[DESCRIPTION OF THE TASK]:
Reproduce each entry exactly, so that everything except the pictures is carried over.

[MATERIAL FOR THIS EXERCISE]:

━━━━━━━━━━

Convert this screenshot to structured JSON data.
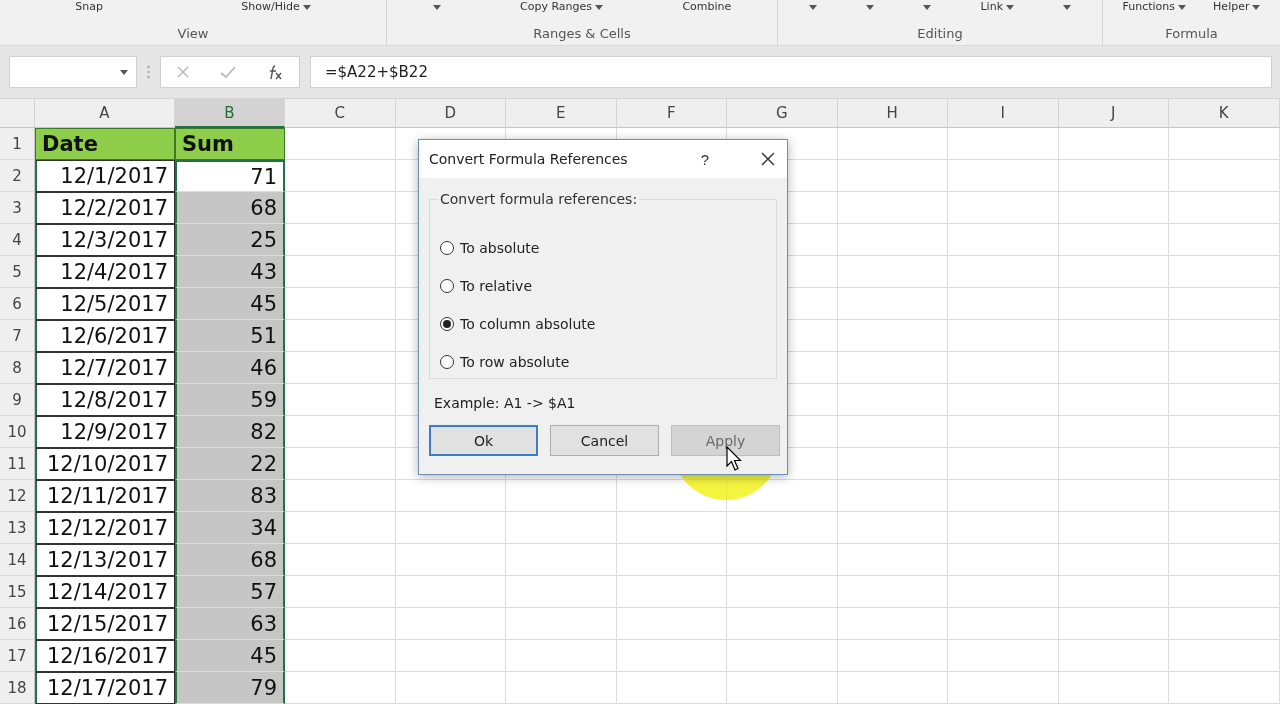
{
  "ribbon": {
    "groups": [
      {
        "label": "View",
        "items": [
          {
            "kind": "button",
            "label": "Snap"
          },
          {
            "kind": "dropdown",
            "label": "Show/Hide"
          }
        ]
      },
      {
        "label": "Ranges & Cells",
        "items": [
          {
            "kind": "caret"
          },
          {
            "kind": "dropdown",
            "label": "Copy Ranges"
          },
          {
            "kind": "button",
            "label": "Combine"
          }
        ]
      },
      {
        "label": "Editing",
        "items": [
          {
            "kind": "caret"
          },
          {
            "kind": "caret"
          },
          {
            "kind": "caret"
          },
          {
            "kind": "dropdown",
            "label": "Link"
          },
          {
            "kind": "caret"
          }
        ]
      },
      {
        "label": "Formula",
        "items": [
          {
            "kind": "dropdown",
            "label": "Functions"
          },
          {
            "kind": "dropdown",
            "label": "Helper"
          }
        ]
      }
    ]
  },
  "formula_bar": {
    "formula": "=$A22+$B22"
  },
  "sheet": {
    "columns": [
      {
        "label": "A",
        "selected": false
      },
      {
        "label": "B",
        "selected": true
      },
      {
        "label": "C",
        "selected": false
      },
      {
        "label": "D",
        "selected": false
      },
      {
        "label": "E",
        "selected": false
      },
      {
        "label": "F",
        "selected": false
      },
      {
        "label": "G",
        "selected": false
      },
      {
        "label": "H",
        "selected": false
      },
      {
        "label": "I",
        "selected": false
      },
      {
        "label": "J",
        "selected": false
      },
      {
        "label": "K",
        "selected": false
      }
    ],
    "header_row": {
      "number": "1",
      "cells": [
        "Date",
        "Sum"
      ]
    },
    "rows": [
      {
        "number": "2",
        "date": "12/1/2017",
        "sum": "71",
        "selected": true,
        "active": true
      },
      {
        "number": "3",
        "date": "12/2/2017",
        "sum": "68",
        "selected": true,
        "active": false
      },
      {
        "number": "4",
        "date": "12/3/2017",
        "sum": "25",
        "selected": true,
        "active": false
      },
      {
        "number": "5",
        "date": "12/4/2017",
        "sum": "43",
        "selected": true,
        "active": false
      },
      {
        "number": "6",
        "date": "12/5/2017",
        "sum": "45",
        "selected": true,
        "active": false
      },
      {
        "number": "7",
        "date": "12/6/2017",
        "sum": "51",
        "selected": true,
        "active": false
      },
      {
        "number": "8",
        "date": "12/7/2017",
        "sum": "46",
        "selected": true,
        "active": false
      },
      {
        "number": "9",
        "date": "12/8/2017",
        "sum": "59",
        "selected": true,
        "active": false
      },
      {
        "number": "10",
        "date": "12/9/2017",
        "sum": "82",
        "selected": true,
        "active": false
      },
      {
        "number": "11",
        "date": "12/10/2017",
        "sum": "22",
        "selected": true,
        "active": false
      },
      {
        "number": "12",
        "date": "12/11/2017",
        "sum": "83",
        "selected": true,
        "active": false
      },
      {
        "number": "13",
        "date": "12/12/2017",
        "sum": "34",
        "selected": true,
        "active": false
      },
      {
        "number": "14",
        "date": "12/13/2017",
        "sum": "68",
        "selected": true,
        "active": false
      },
      {
        "number": "15",
        "date": "12/14/2017",
        "sum": "57",
        "selected": true,
        "active": false
      },
      {
        "number": "16",
        "date": "12/15/2017",
        "sum": "63",
        "selected": true,
        "active": false
      },
      {
        "number": "17",
        "date": "12/16/2017",
        "sum": "45",
        "selected": true,
        "active": false
      },
      {
        "number": "18",
        "date": "12/17/2017",
        "sum": "79",
        "selected": true,
        "active": false
      }
    ]
  },
  "dialog": {
    "title": "Convert Formula References",
    "help": "?",
    "group_label": "Convert formula references:",
    "options": [
      {
        "label": "To absolute",
        "selected": false
      },
      {
        "label": "To relative",
        "selected": false
      },
      {
        "label": "To column absolute",
        "selected": true
      },
      {
        "label": "To row absolute",
        "selected": false
      }
    ],
    "example": "Example: A1 -> $A1",
    "buttons": [
      {
        "label": "Ok",
        "default": true,
        "disabled": false
      },
      {
        "label": "Cancel",
        "default": false,
        "disabled": false
      },
      {
        "label": "Apply",
        "default": false,
        "disabled": true
      }
    ]
  }
}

━━━━━━━━━━

[EXERCISE SOLUTION]:
Convert this screenshot to structured JSON data.
{
  "ribbon": {
    "groups": [
      {
        "label": "View",
        "items": [
          {
            "kind": "button",
            "label": "Snap"
          },
          {
            "kind": "dropdown",
            "label": "Show/Hide"
          }
        ]
      },
      {
        "label": "Ranges & Cells",
        "items": [
          {
            "kind": "caret"
          },
          {
            "kind": "dropdown",
            "label": "Copy Ranges"
          },
          {
            "kind": "button",
            "label": "Combine"
          }
        ]
      },
      {
        "label": "Editing",
        "items": [
          {
            "kind": "caret"
          },
          {
            "kind": "caret"
          },
          {
            "kind": "caret"
          },
          {
            "kind": "dropdown",
            "label": "Link"
          },
          {
            "kind": "caret"
          }
        ]
      },
      {
        "label": "Formula",
        "items": [
          {
            "kind": "dropdown",
            "label": "Functions"
          },
          {
            "kind": "dropdown",
            "label": "Helper"
          }
        ]
      }
    ]
  },
  "formula_bar": {
    "formula": "=$A22+$B22"
  },
  "sheet": {
    "columns": [
      {
        "label": "A",
        "selected": false
      },
      {
        "label": "B",
        "selected": true
      },
      {
        "label": "C",
        "selected": false
      },
      {
        "label": "D",
        "selected": false
      },
      {
        "label": "E",
        "selected": false
      },
      {
        "label": "F",
        "selected": false
      },
      {
        "label": "G",
        "selected": false
      },
      {
        "label": "H",
        "selected": false
      },
      {
        "label": "I",
        "selected": false
      },
      {
        "label": "J",
        "selected": false
      },
      {
        "label": "K",
        "selected": false
      }
    ],
    "header_row": {
      "number": "1",
      "cells": [
        "Date",
        "Sum"
      ]
    },
    "rows": [
      {
        "number": "2",
        "date": "12/1/2017",
        "sum": "71",
        "selected": true,
        "active": true
      },
      {
        "number": "3",
        "date": "12/2/2017",
        "sum": "68",
        "selected": true,
        "active": false
      },
      {
        "number": "4",
        "date": "12/3/2017",
        "sum": "25",
        "selected": true,
        "active": false
      },
      {
        "number": "5",
        "date": "12/4/2017",
        "sum": "43",
        "selected": true,
        "active": false
      },
      {
        "number": "6",
        "date": "12/5/2017",
        "sum": "45",
        "selected": true,
        "active": false
      },
      {
        "number": "7",
        "date": "12/6/2017",
        "sum": "51",
        "selected": true,
        "active": false
      },
      {
        "number": "8",
        "date": "12/7/2017",
        "sum": "46",
        "selected": true,
        "active": false
      },
      {
        "number": "9",
        "date": "12/8/2017",
        "sum": "59",
        "selected": true,
        "active": false
      },
      {
        "number": "10",
        "date": "12/9/2017",
        "sum": "82",
        "selected": true,
        "active": false
      },
      {
        "number": "11",
        "date": "12/10/2017",
        "sum": "22",
        "selected": true,
        "active": false
      },
      {
        "number": "12",
        "date": "12/11/2017",
        "sum": "83",
        "selected": true,
        "active": false
      },
      {
        "number": "13",
        "date": "12/12/2017",
        "sum": "34",
        "selected": true,
        "active": false
      },
      {
        "number": "14",
        "date": "12/13/2017",
        "sum": "68",
        "selected": true,
        "active": false
      },
      {
        "number": "15",
        "date": "12/14/2017",
        "sum": "57",
        "selected": true,
        "active": false
      },
      {
        "number": "16",
        "date": "12/15/2017",
        "sum": "63",
        "selected": true,
        "active": false
      },
      {
        "number": "17",
        "date": "12/16/2017",
        "sum": "45",
        "selected": true,
        "active": false
      },
      {
        "number": "18",
        "date": "12/17/2017",
        "sum": "79",
        "selected": true,
        "active": false
      }
    ]
  },
  "dialog": {
    "title": "Convert Formula References",
    "help": "?",
    "group_label": "Convert formula references:",
    "options": [
      {
        "label": "To absolute",
        "selected": false
      },
      {
        "label": "To relative",
        "selected": false
      },
      {
        "label": "To column absolute",
        "selected": true
      },
      {
        "label": "To row absolute",
        "selected": false
      }
    ],
    "example": "Example: A1 -> $A1",
    "buttons": [
      {
        "label": "Ok",
        "default": true,
        "disabled": false
      },
      {
        "label": "Cancel",
        "default": false,
        "disabled": false
      },
      {
        "label": "Apply",
        "default": false,
        "disabled": true
      }
    ]
  }
}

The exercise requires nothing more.